What is required: Gather every line of the entries that includes the word "name".

┌──

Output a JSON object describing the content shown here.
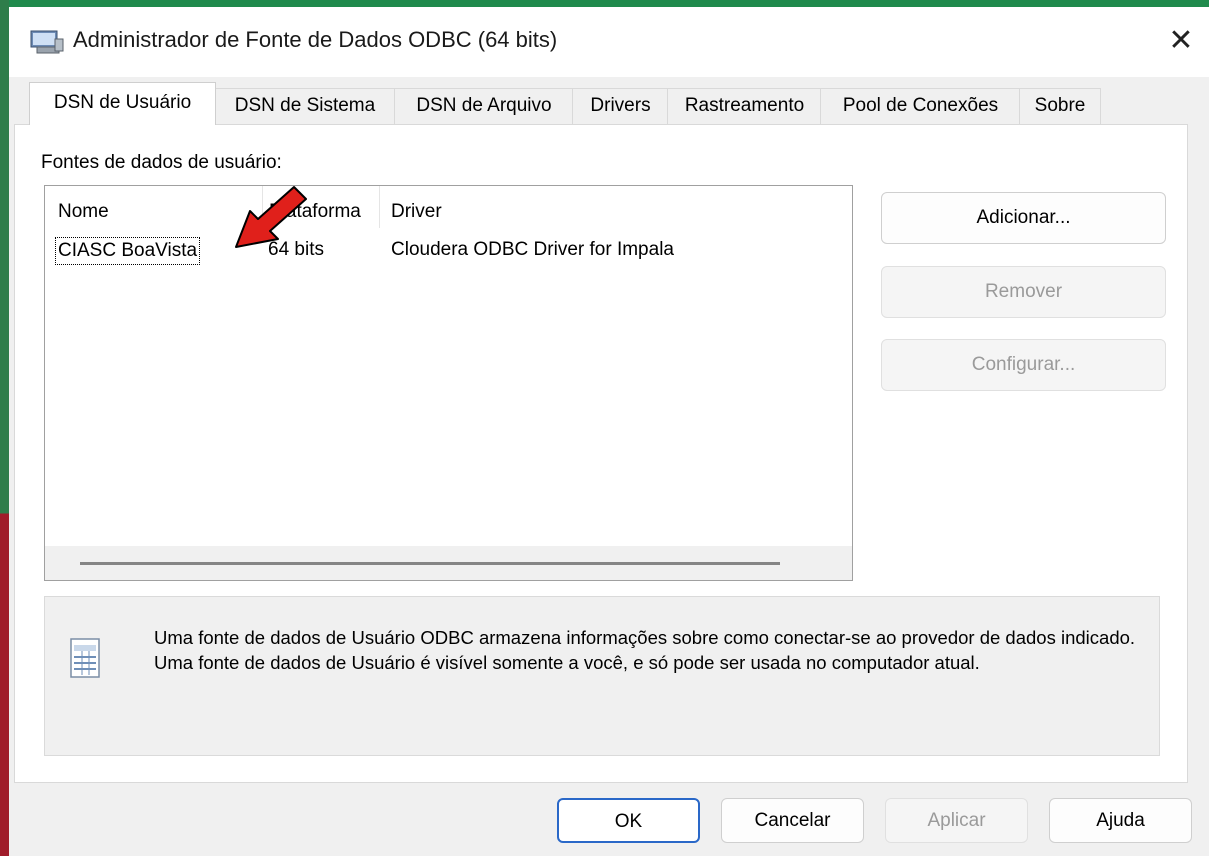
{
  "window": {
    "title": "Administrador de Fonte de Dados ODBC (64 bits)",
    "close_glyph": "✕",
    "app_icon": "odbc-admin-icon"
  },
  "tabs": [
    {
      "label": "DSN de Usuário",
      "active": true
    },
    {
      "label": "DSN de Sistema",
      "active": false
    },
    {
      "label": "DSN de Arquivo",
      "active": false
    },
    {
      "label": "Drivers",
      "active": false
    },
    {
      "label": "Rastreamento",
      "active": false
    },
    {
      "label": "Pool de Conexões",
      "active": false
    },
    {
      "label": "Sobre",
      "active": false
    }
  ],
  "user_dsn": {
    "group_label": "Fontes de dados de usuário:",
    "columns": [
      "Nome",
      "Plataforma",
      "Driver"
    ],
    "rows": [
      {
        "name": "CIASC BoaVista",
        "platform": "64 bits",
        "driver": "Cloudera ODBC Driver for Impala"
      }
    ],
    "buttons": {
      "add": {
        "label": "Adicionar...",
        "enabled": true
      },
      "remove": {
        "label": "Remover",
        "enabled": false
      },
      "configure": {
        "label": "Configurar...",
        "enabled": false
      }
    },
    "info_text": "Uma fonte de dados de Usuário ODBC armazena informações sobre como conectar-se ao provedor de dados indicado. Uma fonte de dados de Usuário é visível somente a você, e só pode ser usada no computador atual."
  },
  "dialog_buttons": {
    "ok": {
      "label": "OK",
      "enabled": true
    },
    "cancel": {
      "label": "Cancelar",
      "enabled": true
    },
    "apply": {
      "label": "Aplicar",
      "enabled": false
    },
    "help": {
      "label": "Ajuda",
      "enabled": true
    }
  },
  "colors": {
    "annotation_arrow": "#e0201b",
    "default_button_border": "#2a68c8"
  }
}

└──
┌──

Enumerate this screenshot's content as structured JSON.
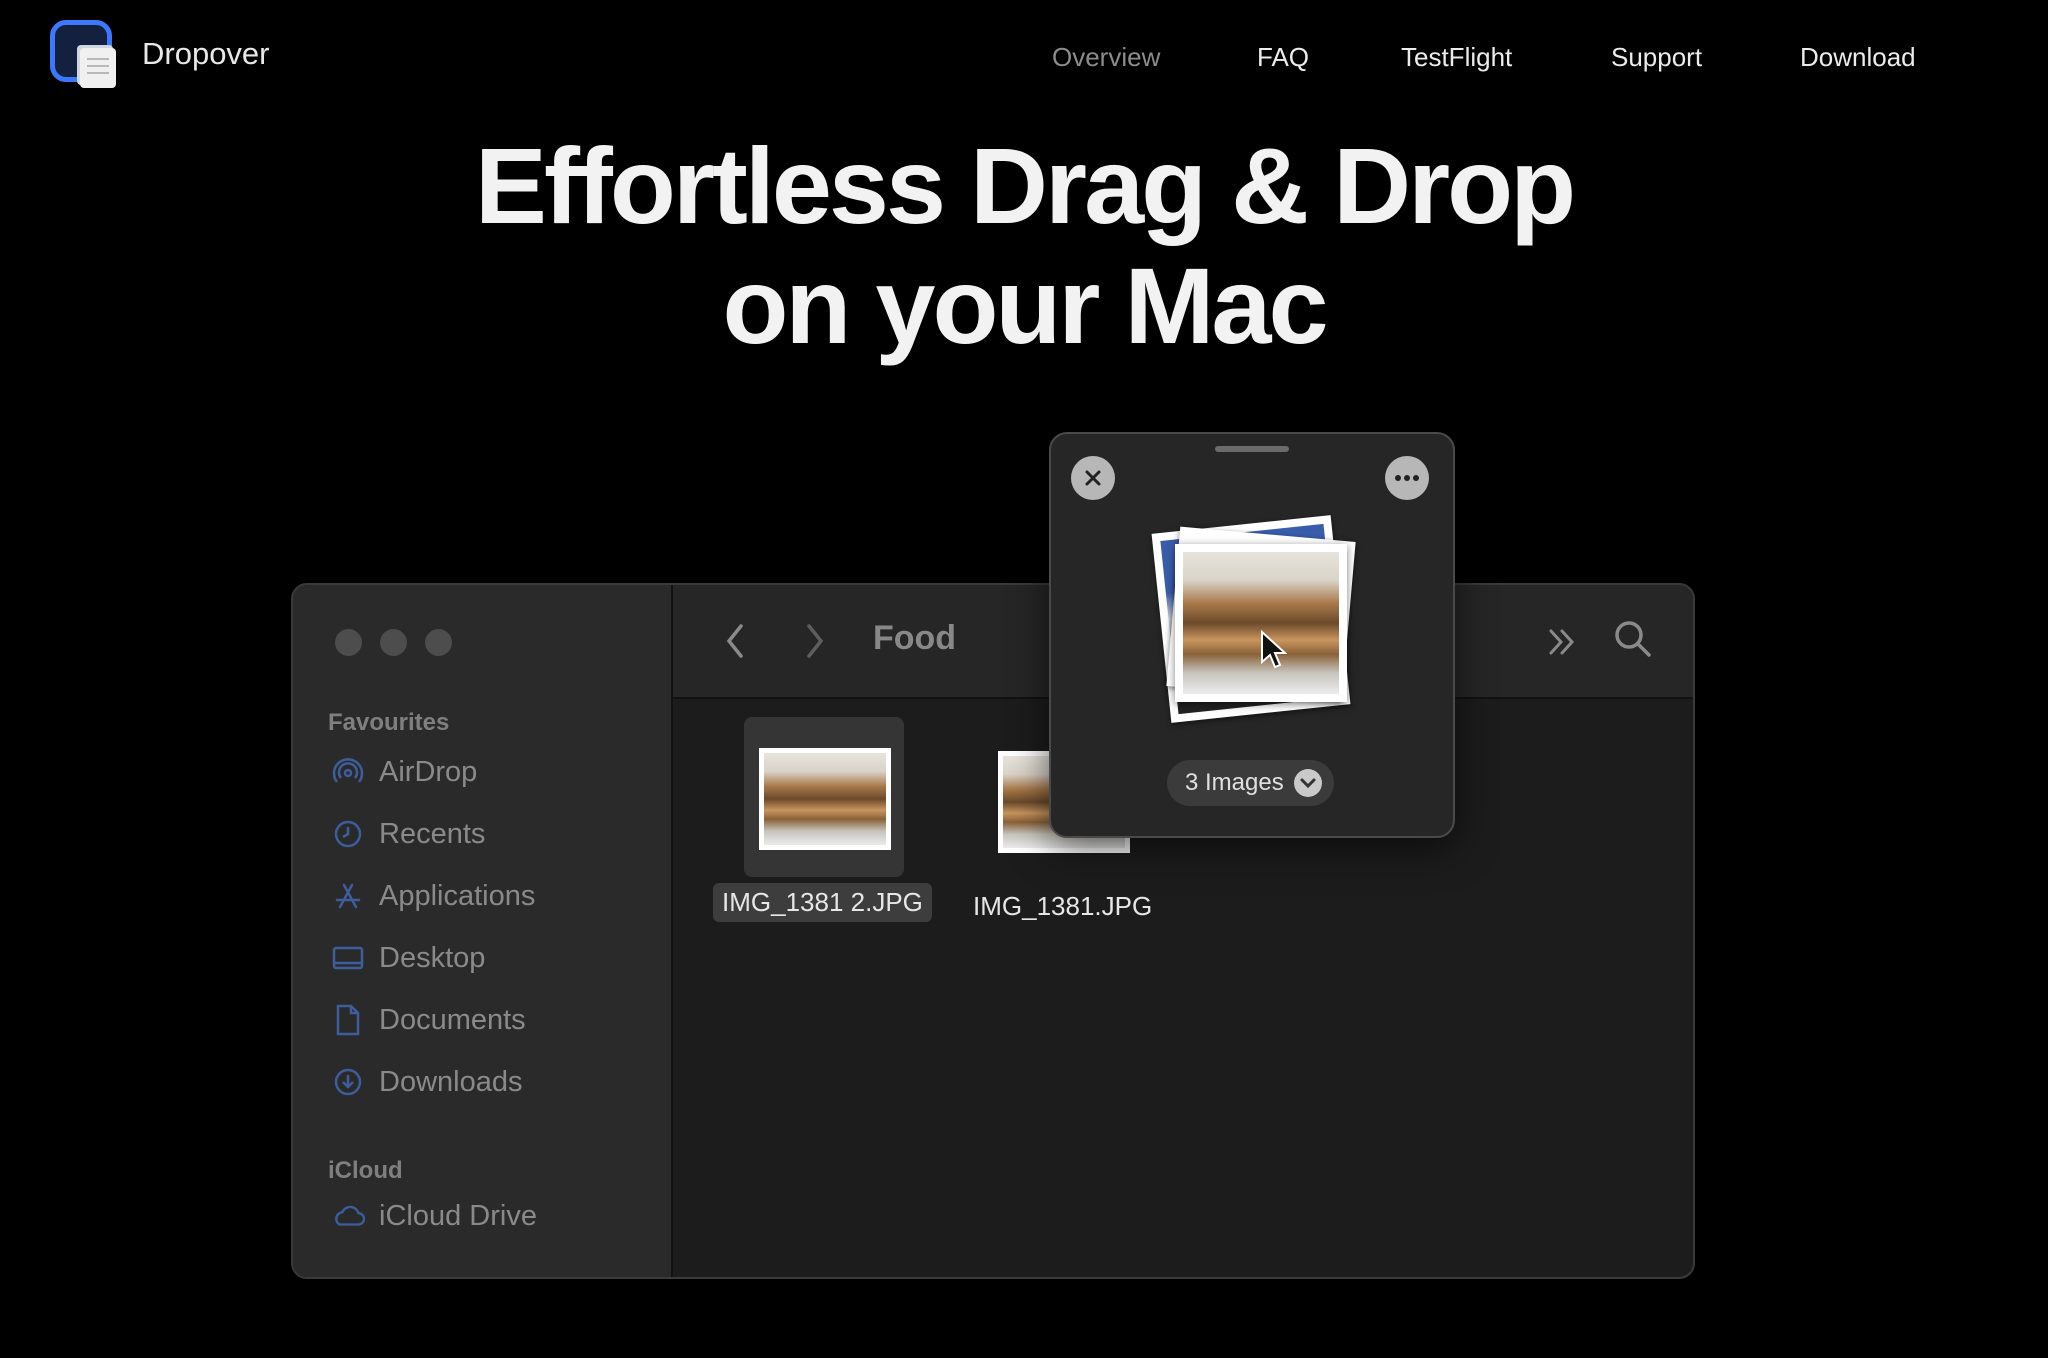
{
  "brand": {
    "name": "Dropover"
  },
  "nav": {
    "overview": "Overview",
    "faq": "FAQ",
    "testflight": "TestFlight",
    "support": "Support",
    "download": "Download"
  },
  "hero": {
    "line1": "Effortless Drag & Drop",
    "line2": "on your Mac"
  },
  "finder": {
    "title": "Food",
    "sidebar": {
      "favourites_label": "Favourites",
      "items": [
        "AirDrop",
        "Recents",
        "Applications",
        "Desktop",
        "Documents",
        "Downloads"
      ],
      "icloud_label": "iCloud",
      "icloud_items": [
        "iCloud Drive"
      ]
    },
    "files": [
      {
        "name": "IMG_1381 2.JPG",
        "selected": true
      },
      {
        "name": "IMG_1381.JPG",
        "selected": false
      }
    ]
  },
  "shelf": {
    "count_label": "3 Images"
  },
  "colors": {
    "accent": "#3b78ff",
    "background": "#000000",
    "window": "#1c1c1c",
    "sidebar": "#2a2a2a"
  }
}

└──

Solved problem:
        "name": "CIASC BoaVista",
    "name": "Dropover"
        "name": "IMG_1381 2.JPG",
        "name": "IMG_1381.JPG",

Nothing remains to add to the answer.